▶ [Required work] Filter the lines below, copying only those with the string "this".

--- Start Extracted material ---

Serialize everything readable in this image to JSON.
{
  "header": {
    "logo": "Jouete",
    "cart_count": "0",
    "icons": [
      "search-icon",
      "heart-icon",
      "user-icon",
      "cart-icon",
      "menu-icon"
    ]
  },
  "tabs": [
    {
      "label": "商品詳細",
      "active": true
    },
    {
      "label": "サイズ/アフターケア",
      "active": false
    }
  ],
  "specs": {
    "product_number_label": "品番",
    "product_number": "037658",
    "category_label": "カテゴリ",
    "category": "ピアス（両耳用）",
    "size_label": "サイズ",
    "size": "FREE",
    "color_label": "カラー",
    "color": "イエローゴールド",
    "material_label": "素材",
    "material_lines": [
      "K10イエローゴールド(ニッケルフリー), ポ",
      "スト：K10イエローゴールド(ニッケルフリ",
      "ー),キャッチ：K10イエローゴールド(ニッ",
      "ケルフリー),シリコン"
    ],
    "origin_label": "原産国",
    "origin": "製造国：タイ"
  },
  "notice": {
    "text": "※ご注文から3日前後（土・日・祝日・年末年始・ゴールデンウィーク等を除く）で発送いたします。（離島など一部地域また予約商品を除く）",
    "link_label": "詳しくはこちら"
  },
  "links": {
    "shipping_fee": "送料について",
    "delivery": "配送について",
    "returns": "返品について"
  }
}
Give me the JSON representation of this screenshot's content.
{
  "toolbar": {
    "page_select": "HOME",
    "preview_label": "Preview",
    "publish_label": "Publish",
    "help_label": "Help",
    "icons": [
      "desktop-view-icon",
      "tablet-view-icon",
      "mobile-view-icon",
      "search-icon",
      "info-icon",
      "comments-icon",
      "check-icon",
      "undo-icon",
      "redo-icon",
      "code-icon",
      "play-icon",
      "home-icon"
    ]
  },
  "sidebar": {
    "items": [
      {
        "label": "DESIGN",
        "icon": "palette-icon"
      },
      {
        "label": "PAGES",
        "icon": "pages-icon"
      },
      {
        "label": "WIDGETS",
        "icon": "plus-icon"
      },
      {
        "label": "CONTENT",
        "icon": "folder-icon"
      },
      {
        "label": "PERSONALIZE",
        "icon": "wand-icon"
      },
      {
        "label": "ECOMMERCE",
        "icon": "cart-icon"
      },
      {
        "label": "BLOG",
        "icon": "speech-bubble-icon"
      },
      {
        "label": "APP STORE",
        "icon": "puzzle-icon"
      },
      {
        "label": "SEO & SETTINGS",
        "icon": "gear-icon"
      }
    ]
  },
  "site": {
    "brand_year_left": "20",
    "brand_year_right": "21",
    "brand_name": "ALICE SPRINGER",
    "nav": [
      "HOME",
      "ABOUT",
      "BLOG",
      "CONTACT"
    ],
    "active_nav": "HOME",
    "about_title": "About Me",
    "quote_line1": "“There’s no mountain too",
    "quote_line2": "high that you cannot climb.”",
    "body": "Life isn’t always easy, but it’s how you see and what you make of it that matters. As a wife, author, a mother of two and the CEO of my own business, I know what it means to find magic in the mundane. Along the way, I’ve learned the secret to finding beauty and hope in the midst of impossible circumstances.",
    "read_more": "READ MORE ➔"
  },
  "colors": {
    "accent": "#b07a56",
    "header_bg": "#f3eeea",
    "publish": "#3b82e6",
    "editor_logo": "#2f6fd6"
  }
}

--- End Extracted material ---

▶ [Response to the exercise]
Serialize everything readable in this image to JSON.
Give me the JSON representation of this screenshot's content.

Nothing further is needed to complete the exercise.